## Available records
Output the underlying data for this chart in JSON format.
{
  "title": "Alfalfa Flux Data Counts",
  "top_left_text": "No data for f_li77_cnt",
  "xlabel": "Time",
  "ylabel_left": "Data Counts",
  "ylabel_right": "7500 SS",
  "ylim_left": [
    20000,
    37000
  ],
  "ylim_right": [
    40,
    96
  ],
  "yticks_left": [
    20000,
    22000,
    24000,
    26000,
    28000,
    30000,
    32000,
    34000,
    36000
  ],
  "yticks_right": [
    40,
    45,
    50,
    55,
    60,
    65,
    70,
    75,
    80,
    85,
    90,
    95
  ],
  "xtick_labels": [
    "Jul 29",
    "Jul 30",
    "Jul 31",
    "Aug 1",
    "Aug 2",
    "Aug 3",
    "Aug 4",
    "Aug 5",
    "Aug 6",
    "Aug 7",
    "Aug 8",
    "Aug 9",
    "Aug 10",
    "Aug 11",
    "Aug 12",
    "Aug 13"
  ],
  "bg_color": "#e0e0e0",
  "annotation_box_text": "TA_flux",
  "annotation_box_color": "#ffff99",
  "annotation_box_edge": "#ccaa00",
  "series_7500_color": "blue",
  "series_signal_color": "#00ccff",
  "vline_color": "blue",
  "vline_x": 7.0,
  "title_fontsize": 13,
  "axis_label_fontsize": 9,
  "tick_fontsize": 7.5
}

## Written exercise
Retype the material in full. Each word must match.

## Reply to the task
Output the underlying data for this chart in JSON format.
{
  "title": "Alfalfa Flux Data Counts",
  "top_left_text": "No data for f_li77_cnt",
  "xlabel": "Time",
  "ylabel_left": "Data Counts",
  "ylabel_right": "7500 SS",
  "ylim_left": [
    20000,
    37000
  ],
  "ylim_right": [
    40,
    96
  ],
  "yticks_left": [
    20000,
    22000,
    24000,
    26000,
    28000,
    30000,
    32000,
    34000,
    36000
  ],
  "yticks_right": [
    40,
    45,
    50,
    55,
    60,
    65,
    70,
    75,
    80,
    85,
    90,
    95
  ],
  "xtick_labels": [
    "Jul 29",
    "Jul 30",
    "Jul 31",
    "Aug 1",
    "Aug 2",
    "Aug 3",
    "Aug 4",
    "Aug 5",
    "Aug 6",
    "Aug 7",
    "Aug 8",
    "Aug 9",
    "Aug 10",
    "Aug 11",
    "Aug 12",
    "Aug 13"
  ],
  "bg_color": "#e0e0e0",
  "annotation_box_text": "TA_flux",
  "annotation_box_color": "#ffff99",
  "annotation_box_edge": "#ccaa00",
  "series_7500_color": "blue",
  "series_signal_color": "#00ccff",
  "vline_color": "blue",
  "vline_x": 7.0,
  "title_fontsize": 13,
  "axis_label_fontsize": 9,
  "tick_fontsize": 7.5
}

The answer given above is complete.